### Verilen metin

· · · · ·

Türkiye, son yıllarda sağlıktan ulaşıma, ekonomiden
sosyal haklara varıncaya kadar büyük adımlara imza attı.
Kangrene dönüşmüş yaralar tedavi edilerek
şifayab hale getirildi.
Ancak her alanda yapılan yatırımlar, iyileştirmeler ve
gelişmeler maalesef eğitim ve kültür-sanat
alanında yapılamadı. Bugün ve zannederim yakın gelecekte
eğitim ve kültür en büyük problemimiz olmaya devam
edecek!
Peki niçin diğer alanlarda yapılan atılımlar, iyileştirilmeler
eğitim ve kültür alanında gerçekleştirilemiyor? Eksik olan ne? Ne
yapılamıyor?
Bu soruların pek çok cevabı olacaktır. Lakin kanaatimce 1980
yılında yapılan darbe ve sonrasında 1982 yılında yapılan anayasada
bir kısmının cevabı yatıyor. 12 Eylül darbesi ile
Türkiye’yi ve kurumları yeniden dizayn ettiler. Yeni
kurumlar kuruldu, yeni yasalar getirildi ve bazı müesseler
kapatıldı.
Türkiye kaygan bir zeminde hayatını idame ettirmeye
çalıştı. Kültür ve eğitim alanı yabancı
kültürlerin libasını giymiş öz kimliğinden uzaklaşan, yabancılaşan
kişilerin misyoner tutumu ile bizim değil
başkalarının zemini oldu.
Böyle olmasaydı Abdülmecid Efendi Köşkü’nde sözüm ona
kültür-sanat etkinliği adı altında ziyarete açılan
koleksiyon sergisi yabancı bir misyonun tezahürü
olarak kayıtlara geçebilir miydi?
82 anayasası ile yeni yapılandırmalardan üniversitelerimizde
payını aldı. Üniversitelerin yeniden yapılandırılmasında ise vahim
bir hata yapıldı.
O zamanlar birçok üniversitede bulunan
“Pedagoji” bölümleri kapatılarak yerine
“Rehberlik ve Psikolojik Danışmanlık” bölümü
açıldı.

· · · · ·

### Veri bölümü
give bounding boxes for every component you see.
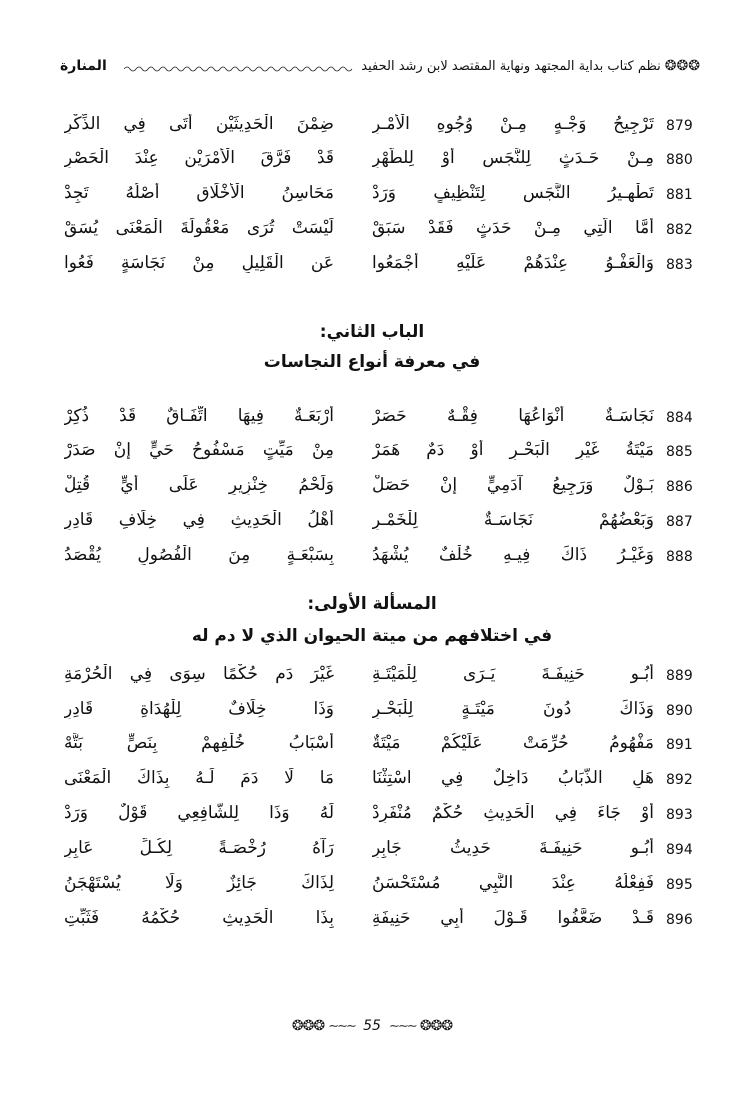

· · · · ·

### Alıştırma açıklaması
Eğitim ve kültür üzerine yazının "Türkiye kaygan bir" sözcükleriyle açılıp "bir hata yapıldı." ile kapanan kısmını yeniden yazın ve bu kısımda "koleksiyon sergisi" ifadesini "resim sergisi" ile değiştirin.

### Doğru cevap
Türkiye kaygan bir zeminde hayatını idame ettirmeye
çalıştı. Kültür ve eğitim alanı yabancı
kültürlerin libasını giymiş öz kimliğinden uzaklaşan, yabancılaşan
kişilerin misyoner tutumu ile bizim değil
başkalarının zemini oldu.
Böyle olmasaydı Abdülmecid Efendi Köşkü’nde sözüm ona
kültür-sanat etkinliği adı altında ziyarete açılan
resim sergisi yabancı bir misyonun tezahürü
olarak kayıtlara geçebilir miydi?
82 anayasası ile yeni yapılandırmalardan üniversitelerimizde
payını aldı. Üniversitelerin yeniden yapılandırılmasında ise vahim
bir hata yapıldı.